REQUIRED WORK -> Copy out every line in the entries below that includes "Стили".

(Data records)
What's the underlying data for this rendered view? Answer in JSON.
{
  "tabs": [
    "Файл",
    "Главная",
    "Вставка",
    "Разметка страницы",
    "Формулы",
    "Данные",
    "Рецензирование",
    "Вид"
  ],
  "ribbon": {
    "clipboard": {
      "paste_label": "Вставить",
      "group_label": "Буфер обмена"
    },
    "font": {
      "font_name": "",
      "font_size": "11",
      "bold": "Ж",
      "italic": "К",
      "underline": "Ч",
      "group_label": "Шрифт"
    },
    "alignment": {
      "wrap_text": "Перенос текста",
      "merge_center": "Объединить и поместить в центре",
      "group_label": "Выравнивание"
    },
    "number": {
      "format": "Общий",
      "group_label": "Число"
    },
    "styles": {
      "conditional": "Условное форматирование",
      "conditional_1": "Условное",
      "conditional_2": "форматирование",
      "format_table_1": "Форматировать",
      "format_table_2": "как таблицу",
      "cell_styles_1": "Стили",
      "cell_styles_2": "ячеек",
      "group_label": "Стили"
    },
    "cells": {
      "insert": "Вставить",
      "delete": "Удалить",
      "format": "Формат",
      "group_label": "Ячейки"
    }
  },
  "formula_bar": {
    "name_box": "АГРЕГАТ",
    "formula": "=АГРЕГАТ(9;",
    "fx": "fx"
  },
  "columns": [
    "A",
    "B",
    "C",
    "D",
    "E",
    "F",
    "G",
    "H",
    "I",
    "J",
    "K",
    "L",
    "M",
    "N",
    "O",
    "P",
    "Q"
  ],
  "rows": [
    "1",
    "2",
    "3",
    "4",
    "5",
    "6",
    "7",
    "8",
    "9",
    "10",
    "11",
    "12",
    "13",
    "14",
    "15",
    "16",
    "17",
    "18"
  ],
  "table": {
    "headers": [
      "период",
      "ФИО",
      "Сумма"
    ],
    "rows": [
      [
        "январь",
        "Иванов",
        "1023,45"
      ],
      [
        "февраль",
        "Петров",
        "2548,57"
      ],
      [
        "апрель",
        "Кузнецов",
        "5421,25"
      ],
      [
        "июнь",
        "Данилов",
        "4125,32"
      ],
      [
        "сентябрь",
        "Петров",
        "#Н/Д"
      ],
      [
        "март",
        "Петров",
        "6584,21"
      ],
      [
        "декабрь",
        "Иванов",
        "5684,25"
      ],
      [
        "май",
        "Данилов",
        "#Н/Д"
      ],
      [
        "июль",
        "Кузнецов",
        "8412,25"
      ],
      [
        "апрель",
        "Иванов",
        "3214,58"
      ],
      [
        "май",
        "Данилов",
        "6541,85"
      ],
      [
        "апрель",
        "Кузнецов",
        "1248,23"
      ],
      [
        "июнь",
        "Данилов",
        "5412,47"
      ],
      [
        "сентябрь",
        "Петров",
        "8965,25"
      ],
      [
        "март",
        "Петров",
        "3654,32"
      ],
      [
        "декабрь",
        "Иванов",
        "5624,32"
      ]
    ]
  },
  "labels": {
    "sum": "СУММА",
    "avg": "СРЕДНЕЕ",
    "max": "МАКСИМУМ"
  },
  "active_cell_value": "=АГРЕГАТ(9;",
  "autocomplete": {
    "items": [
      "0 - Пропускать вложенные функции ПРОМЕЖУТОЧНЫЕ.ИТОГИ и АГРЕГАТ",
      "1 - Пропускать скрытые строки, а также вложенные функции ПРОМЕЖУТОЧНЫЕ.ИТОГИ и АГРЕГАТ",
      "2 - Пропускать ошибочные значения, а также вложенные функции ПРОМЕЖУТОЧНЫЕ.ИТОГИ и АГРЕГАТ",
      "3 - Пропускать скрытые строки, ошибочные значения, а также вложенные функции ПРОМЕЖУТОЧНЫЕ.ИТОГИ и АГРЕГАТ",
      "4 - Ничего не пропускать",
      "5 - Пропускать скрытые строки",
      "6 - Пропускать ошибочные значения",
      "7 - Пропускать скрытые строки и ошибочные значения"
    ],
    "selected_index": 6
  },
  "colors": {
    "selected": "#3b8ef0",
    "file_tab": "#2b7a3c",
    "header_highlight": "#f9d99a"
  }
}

COMPLETED TASK ->
      "cell_styles_1": "Стили",
      "group_label": "Стили"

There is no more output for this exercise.